[Data tied to figure images]

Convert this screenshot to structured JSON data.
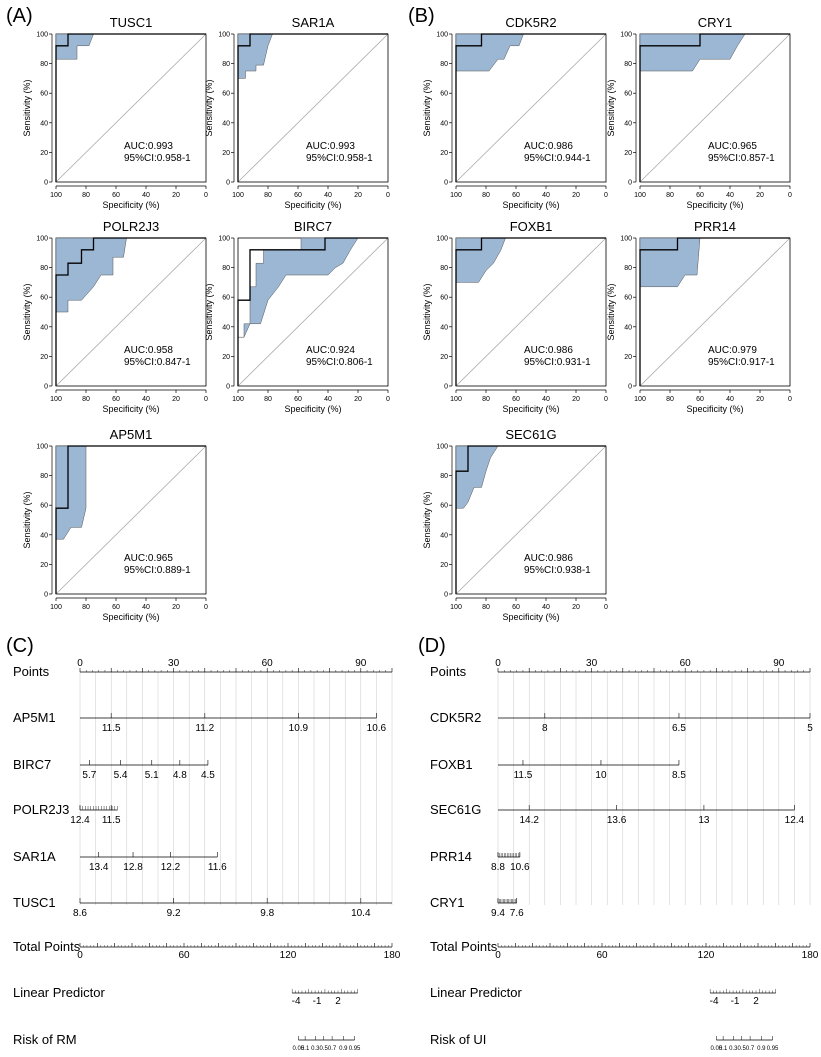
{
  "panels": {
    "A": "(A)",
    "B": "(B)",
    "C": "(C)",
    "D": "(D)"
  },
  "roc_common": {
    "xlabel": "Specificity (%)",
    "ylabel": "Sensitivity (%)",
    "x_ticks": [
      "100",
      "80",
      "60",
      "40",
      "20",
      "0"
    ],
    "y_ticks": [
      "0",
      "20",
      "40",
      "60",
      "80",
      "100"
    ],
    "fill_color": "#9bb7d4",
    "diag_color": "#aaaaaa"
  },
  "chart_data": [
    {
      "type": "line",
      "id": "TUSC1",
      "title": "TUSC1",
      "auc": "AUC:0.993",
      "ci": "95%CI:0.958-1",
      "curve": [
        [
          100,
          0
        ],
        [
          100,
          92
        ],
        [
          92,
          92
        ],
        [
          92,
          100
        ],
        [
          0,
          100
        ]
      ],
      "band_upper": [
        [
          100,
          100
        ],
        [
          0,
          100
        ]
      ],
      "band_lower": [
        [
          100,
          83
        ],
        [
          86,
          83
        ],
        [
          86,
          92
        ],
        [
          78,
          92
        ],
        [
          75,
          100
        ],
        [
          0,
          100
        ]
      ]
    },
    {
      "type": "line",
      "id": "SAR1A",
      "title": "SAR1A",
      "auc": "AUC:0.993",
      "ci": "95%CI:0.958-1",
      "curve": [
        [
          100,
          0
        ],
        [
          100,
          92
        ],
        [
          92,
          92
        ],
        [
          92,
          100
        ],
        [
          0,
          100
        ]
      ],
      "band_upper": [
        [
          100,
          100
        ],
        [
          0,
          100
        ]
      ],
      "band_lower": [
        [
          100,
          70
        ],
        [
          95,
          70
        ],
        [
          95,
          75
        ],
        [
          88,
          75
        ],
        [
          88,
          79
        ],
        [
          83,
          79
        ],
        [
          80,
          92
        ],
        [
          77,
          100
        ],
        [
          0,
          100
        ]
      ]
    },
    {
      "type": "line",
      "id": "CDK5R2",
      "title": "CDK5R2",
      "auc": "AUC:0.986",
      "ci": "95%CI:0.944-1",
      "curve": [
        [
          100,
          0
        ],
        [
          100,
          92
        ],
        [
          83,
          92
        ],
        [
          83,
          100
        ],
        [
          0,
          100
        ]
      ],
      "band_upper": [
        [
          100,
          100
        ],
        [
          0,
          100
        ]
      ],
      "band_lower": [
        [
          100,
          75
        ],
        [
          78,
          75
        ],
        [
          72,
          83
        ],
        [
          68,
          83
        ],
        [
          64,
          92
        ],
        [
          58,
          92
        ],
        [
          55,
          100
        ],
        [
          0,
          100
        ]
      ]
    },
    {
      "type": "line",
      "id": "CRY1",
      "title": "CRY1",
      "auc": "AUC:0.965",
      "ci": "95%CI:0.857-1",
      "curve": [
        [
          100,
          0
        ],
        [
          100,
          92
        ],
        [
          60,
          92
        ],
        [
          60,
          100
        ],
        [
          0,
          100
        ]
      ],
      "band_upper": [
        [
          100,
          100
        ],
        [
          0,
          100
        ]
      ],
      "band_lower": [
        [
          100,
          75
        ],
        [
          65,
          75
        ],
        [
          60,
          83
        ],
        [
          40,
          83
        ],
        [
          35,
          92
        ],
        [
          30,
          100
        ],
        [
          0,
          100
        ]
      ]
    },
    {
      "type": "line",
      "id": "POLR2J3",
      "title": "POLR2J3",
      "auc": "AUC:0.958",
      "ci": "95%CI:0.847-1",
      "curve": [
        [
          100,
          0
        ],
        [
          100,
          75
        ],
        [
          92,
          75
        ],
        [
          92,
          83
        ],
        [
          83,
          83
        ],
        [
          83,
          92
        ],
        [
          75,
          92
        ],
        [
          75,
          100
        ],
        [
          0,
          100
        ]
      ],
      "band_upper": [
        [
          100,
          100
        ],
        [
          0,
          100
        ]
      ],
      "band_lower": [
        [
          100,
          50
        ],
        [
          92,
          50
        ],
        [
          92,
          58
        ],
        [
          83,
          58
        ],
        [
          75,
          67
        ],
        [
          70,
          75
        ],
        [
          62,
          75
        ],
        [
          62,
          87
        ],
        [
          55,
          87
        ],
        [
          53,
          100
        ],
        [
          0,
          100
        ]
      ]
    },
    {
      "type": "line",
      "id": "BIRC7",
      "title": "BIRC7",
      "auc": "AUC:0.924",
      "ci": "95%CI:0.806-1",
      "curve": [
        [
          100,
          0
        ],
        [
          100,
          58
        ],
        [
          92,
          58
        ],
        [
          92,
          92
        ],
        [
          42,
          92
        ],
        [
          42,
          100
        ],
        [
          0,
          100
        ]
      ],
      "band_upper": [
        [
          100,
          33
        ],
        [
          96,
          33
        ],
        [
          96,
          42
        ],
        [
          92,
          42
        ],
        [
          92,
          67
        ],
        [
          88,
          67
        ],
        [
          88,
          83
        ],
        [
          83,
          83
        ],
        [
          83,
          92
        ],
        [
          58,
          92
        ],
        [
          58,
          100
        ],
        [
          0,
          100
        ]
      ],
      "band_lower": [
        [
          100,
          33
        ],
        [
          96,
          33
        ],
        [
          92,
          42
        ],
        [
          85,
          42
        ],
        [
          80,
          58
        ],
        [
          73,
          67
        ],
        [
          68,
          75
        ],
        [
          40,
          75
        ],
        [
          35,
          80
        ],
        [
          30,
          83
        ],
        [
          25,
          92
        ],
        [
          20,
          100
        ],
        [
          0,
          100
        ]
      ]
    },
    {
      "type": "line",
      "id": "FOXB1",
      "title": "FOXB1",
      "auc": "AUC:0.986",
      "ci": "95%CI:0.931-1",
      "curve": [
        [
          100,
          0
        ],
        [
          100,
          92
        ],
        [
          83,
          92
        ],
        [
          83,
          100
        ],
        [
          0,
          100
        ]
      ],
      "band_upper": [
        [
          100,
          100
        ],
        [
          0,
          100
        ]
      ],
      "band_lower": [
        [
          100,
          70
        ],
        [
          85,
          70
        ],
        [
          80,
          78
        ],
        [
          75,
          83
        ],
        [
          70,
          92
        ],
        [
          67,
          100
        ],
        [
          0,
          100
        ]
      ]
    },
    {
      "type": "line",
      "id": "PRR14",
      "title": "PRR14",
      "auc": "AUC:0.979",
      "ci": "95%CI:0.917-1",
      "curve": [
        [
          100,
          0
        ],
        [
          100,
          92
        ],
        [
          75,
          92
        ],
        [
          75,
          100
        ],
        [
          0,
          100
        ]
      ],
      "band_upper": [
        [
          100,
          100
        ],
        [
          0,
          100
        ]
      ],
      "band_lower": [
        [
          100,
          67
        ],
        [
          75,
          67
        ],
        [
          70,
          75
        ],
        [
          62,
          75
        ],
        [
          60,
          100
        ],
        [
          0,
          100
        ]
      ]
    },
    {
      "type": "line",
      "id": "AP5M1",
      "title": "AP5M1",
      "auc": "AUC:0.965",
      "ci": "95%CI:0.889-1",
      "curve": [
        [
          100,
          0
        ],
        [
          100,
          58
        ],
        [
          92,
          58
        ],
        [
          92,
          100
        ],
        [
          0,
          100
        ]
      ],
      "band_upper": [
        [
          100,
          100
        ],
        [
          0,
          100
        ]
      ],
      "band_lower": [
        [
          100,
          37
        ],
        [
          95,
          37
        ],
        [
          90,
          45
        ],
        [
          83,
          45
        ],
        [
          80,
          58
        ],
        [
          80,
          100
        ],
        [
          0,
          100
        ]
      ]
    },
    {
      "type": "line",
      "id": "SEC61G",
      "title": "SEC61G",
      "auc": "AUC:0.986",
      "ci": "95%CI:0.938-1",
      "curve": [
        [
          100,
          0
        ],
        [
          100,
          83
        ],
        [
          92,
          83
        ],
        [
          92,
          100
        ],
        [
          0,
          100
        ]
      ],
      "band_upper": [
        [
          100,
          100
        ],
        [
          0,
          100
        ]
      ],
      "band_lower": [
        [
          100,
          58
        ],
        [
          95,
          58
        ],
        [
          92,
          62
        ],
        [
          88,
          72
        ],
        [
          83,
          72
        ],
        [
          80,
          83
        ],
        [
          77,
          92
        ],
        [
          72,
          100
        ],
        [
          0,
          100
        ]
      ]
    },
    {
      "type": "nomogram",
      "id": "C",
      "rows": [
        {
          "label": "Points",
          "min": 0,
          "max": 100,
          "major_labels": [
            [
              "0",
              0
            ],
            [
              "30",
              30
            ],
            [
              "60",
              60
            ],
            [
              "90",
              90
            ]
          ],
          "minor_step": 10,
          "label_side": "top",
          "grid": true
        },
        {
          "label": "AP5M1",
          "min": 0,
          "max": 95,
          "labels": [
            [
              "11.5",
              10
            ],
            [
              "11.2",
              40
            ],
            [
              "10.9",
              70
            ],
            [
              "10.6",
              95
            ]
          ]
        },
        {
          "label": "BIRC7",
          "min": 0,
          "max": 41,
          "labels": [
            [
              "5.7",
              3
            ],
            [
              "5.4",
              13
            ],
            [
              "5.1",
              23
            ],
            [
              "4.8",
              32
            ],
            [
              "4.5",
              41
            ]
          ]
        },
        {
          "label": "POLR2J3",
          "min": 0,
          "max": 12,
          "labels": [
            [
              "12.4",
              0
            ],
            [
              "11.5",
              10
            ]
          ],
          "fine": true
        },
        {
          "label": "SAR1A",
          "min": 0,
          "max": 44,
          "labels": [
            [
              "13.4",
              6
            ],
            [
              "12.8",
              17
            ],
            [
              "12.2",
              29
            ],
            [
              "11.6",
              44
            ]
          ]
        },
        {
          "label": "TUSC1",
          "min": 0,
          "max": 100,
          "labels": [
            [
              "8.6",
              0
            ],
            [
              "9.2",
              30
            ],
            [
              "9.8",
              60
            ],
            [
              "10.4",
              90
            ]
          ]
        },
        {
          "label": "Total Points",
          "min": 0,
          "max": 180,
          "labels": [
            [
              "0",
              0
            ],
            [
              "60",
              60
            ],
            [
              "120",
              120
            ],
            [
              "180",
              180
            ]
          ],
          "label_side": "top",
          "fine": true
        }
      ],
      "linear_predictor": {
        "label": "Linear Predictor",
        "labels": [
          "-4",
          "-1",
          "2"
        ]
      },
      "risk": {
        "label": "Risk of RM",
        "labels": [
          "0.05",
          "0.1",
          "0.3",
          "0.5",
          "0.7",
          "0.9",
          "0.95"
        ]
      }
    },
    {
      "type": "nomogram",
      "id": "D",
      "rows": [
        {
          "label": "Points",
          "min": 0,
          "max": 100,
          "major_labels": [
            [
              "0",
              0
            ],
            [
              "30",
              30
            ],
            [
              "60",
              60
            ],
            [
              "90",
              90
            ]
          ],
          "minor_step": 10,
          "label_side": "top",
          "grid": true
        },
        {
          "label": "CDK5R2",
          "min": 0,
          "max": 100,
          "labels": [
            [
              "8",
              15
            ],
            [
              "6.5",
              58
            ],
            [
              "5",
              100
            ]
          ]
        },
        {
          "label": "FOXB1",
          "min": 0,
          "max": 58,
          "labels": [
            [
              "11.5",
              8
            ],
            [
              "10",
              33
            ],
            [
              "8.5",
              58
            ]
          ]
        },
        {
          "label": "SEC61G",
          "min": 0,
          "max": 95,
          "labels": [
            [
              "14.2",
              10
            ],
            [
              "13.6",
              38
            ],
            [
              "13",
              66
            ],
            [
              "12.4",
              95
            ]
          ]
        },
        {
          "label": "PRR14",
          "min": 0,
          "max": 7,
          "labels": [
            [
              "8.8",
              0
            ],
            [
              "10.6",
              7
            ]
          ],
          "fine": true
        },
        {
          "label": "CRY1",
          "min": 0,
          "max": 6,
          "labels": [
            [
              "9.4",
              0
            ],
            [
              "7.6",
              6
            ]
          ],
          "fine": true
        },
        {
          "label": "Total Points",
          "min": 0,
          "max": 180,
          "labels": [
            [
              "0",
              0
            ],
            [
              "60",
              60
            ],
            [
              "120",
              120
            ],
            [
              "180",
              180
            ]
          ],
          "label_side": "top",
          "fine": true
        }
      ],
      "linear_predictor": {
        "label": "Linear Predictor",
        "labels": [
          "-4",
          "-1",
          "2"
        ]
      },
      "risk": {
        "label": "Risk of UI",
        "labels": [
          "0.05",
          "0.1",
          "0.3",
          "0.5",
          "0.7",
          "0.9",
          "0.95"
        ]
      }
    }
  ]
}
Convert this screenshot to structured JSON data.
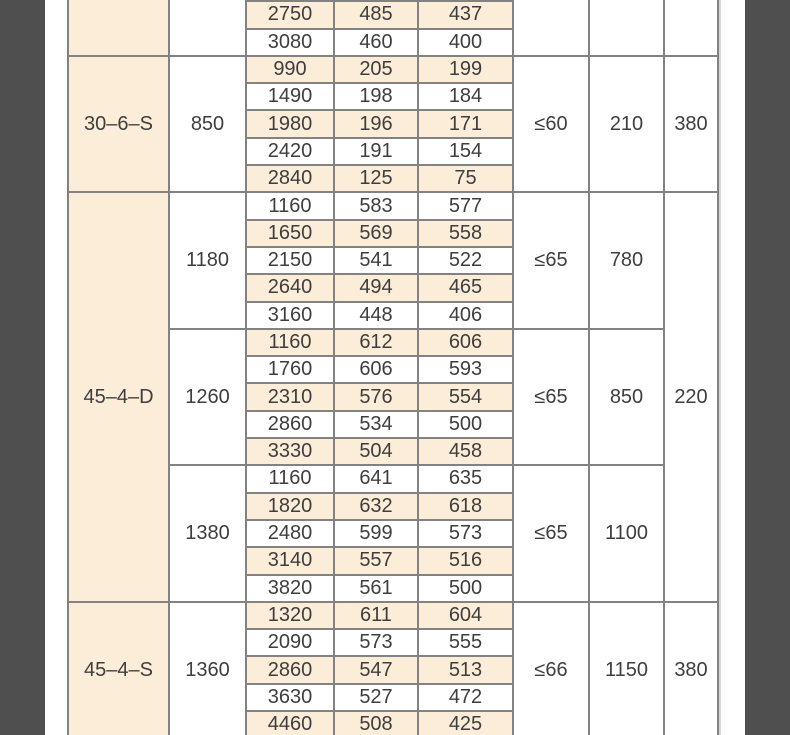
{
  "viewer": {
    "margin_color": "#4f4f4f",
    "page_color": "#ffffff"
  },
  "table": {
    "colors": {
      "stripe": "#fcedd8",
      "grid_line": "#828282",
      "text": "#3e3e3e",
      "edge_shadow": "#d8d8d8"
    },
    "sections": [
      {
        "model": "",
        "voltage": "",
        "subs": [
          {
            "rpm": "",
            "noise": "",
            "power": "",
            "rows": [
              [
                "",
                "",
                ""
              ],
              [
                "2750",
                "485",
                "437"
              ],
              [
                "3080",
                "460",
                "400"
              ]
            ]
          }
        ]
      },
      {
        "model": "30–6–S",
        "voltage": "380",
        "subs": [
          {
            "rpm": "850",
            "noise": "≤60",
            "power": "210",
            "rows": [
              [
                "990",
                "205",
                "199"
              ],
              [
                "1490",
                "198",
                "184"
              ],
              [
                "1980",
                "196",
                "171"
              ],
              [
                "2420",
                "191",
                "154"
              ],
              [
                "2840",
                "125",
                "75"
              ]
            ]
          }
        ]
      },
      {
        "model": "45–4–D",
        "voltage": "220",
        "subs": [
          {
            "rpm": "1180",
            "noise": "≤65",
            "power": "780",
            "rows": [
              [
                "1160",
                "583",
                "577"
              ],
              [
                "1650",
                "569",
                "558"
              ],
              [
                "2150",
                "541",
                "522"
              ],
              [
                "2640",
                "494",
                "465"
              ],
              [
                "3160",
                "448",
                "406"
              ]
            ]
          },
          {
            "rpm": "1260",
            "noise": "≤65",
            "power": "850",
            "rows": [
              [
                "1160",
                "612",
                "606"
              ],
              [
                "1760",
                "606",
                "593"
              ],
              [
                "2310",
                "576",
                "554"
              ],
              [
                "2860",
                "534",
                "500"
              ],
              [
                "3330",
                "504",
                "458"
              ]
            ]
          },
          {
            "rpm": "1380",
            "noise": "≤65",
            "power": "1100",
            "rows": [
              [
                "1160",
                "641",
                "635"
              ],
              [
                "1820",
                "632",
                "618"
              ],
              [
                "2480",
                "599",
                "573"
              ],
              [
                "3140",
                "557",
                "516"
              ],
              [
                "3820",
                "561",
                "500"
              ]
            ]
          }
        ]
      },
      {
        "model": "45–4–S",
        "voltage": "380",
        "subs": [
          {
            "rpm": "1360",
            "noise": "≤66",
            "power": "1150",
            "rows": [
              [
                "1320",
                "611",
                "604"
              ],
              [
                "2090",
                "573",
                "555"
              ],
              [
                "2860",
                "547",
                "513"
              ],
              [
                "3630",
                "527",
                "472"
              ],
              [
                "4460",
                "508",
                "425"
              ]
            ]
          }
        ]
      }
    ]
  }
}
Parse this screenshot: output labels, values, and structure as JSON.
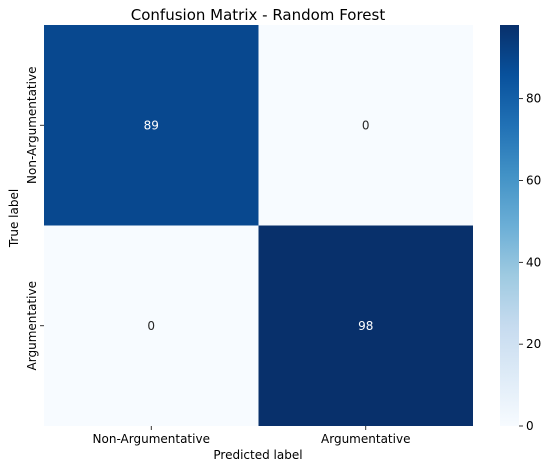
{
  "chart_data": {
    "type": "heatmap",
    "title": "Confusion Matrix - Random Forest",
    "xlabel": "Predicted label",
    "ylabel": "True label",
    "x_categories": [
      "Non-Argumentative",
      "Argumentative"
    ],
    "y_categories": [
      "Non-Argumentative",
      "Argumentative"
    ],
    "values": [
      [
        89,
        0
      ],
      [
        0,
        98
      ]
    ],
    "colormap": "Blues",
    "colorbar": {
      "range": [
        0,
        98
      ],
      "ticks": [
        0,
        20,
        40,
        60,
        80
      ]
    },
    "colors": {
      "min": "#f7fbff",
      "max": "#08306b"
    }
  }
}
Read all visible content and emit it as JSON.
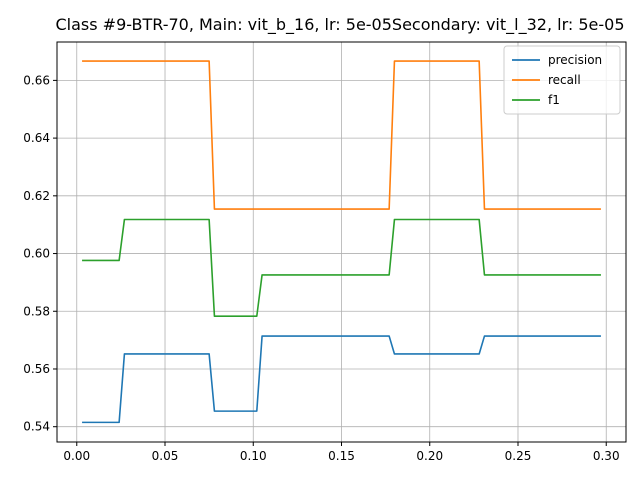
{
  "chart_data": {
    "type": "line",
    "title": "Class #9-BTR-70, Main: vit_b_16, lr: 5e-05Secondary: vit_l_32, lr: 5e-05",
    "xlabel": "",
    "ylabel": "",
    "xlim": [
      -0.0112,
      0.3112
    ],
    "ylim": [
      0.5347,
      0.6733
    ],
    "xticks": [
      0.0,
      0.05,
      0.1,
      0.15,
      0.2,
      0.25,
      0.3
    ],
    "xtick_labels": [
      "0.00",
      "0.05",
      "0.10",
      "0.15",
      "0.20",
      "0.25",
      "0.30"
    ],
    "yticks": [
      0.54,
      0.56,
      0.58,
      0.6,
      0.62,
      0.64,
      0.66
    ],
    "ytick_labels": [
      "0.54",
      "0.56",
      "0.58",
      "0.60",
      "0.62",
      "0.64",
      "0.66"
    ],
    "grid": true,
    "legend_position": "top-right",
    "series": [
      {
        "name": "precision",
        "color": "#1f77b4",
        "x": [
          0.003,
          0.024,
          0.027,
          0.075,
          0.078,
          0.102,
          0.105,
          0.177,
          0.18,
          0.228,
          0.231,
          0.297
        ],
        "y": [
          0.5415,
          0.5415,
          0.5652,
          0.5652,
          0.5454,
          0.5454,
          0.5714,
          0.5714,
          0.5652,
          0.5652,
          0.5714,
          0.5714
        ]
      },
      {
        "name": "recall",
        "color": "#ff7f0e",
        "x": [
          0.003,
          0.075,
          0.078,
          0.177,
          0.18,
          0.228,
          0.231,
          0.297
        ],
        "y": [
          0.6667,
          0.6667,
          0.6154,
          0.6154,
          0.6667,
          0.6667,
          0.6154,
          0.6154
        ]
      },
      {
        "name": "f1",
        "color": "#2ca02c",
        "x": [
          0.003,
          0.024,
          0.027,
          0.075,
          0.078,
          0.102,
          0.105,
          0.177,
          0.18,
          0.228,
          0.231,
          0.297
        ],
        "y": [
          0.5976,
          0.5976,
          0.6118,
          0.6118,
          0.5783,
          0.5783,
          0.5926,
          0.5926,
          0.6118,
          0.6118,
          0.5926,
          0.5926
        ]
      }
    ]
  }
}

Short exercise:
In the entries above, find every line with the word "title" and list it.

Solution below:
      "title": "TUSC1",
      "title": "SAR1A",
      "title": "CDK5R2",
      "title": "CRY1",
      "title": "POLR2J3",
      "title": "BIRC7",
      "title": "FOXB1",
      "title": "PRR14",
      "title": "AP5M1",
      "title": "SEC61G",
    "title": "Confusion Matrix - Random Forest",
    "title": "Class #9-BTR-70, Main: vit_b_16, lr: 5e-05Secondary: vit_l_32, lr: 5e-05",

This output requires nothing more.